> _What this task involves_: In the records that follow, locate every line with "content" and extract it.

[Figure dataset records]
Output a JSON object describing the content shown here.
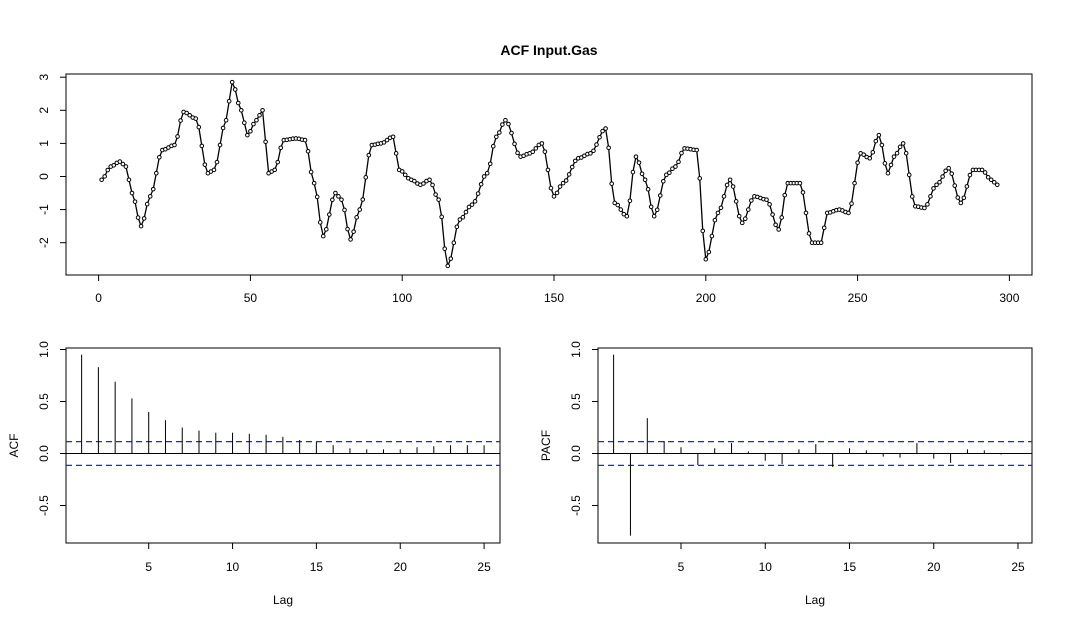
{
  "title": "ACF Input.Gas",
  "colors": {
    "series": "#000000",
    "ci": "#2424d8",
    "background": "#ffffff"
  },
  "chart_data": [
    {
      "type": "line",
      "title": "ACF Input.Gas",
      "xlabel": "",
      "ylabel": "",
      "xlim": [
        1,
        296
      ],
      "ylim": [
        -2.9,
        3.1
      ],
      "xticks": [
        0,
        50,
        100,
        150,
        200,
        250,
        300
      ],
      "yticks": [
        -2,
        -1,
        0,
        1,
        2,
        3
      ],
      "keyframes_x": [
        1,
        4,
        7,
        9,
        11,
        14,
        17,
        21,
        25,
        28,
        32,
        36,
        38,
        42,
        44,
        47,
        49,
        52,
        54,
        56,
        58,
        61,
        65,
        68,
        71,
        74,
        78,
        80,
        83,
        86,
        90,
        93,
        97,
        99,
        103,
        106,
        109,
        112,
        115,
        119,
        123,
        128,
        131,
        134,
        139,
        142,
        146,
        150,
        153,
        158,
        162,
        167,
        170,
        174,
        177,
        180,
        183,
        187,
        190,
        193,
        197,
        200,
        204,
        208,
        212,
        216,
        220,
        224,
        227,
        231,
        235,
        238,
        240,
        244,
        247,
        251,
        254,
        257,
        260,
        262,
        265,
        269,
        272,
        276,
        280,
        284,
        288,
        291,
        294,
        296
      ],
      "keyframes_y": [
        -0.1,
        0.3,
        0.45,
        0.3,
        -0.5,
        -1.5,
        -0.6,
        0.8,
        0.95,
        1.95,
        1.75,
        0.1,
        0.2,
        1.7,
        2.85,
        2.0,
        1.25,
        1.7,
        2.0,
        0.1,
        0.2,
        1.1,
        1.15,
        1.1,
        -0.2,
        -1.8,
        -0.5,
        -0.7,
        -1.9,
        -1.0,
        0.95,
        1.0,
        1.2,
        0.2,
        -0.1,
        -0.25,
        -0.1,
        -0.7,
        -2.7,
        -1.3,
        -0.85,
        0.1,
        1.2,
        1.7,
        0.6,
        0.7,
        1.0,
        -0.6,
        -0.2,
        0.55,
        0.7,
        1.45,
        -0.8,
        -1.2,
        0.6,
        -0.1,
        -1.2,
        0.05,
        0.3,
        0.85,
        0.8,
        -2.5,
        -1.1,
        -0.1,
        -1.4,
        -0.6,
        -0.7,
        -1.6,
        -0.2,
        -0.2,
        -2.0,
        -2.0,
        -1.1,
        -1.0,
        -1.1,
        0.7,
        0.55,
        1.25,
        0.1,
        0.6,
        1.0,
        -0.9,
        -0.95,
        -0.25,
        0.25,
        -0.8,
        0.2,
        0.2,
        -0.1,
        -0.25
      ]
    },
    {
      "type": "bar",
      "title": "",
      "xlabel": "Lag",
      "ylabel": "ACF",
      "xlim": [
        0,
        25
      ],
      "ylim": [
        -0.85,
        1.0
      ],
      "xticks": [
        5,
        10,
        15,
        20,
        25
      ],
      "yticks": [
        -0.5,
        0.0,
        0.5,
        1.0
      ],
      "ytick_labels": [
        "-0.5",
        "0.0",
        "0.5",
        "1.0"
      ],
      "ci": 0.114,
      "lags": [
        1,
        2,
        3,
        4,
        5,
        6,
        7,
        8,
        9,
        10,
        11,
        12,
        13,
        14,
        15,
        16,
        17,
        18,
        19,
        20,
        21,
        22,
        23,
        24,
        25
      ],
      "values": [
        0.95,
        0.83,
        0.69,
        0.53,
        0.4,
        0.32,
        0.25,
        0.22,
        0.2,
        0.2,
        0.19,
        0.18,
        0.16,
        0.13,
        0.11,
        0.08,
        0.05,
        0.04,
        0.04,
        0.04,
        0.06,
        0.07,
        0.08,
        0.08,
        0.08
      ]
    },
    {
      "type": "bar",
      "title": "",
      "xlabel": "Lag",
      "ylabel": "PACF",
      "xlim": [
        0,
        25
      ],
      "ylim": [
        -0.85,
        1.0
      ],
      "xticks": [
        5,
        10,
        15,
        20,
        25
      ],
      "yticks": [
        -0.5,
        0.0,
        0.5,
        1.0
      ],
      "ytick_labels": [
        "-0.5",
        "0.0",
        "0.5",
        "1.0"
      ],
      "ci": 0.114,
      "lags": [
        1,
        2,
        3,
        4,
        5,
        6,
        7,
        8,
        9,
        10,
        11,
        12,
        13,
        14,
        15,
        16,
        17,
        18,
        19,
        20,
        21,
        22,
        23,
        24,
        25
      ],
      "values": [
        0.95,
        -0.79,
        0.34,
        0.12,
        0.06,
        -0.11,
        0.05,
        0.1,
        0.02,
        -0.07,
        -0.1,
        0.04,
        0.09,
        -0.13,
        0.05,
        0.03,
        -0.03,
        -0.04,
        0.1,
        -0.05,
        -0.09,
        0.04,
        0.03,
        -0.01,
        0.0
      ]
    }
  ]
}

* * *

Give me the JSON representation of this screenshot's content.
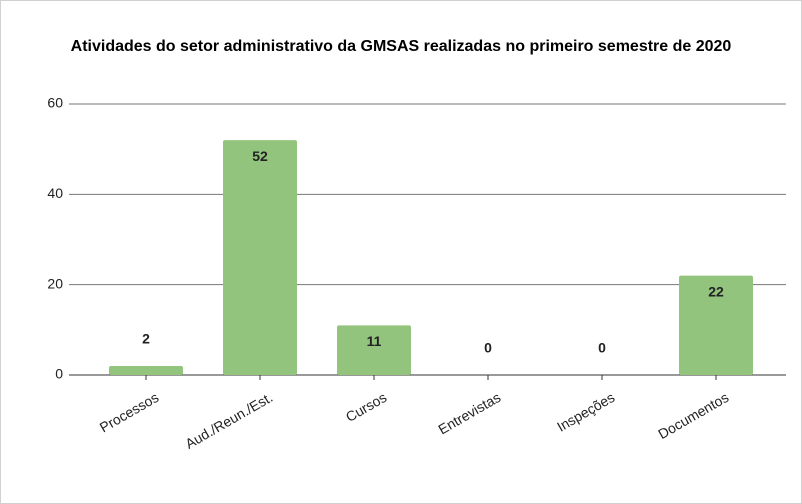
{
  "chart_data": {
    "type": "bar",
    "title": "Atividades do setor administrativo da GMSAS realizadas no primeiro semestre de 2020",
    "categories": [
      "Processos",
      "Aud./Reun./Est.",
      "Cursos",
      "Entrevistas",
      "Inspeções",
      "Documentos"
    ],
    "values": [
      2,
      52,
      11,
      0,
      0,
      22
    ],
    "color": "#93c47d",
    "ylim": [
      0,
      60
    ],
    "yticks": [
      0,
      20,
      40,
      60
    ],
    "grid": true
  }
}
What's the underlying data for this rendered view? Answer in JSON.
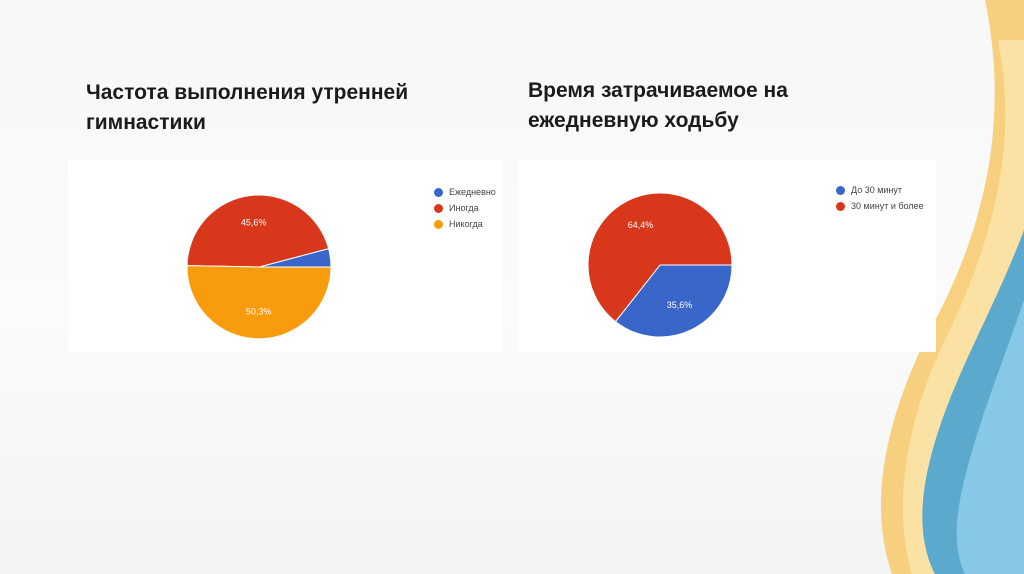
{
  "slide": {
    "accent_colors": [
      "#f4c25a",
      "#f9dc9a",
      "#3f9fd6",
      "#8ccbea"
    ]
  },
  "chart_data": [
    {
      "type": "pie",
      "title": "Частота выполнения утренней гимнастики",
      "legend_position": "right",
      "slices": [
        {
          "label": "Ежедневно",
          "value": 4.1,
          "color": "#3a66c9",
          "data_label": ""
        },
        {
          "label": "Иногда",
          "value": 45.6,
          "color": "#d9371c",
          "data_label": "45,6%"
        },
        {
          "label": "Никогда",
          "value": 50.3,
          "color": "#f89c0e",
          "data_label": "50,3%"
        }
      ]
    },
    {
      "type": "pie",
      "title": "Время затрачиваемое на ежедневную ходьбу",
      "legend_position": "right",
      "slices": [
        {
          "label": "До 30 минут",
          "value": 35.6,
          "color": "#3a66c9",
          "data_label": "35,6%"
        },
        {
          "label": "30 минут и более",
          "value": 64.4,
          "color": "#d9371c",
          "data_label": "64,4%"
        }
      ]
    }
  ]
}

> _Final answer_:
Output a JSON object describing the content shown here.
Give me the JSON representation of this screenshot's content.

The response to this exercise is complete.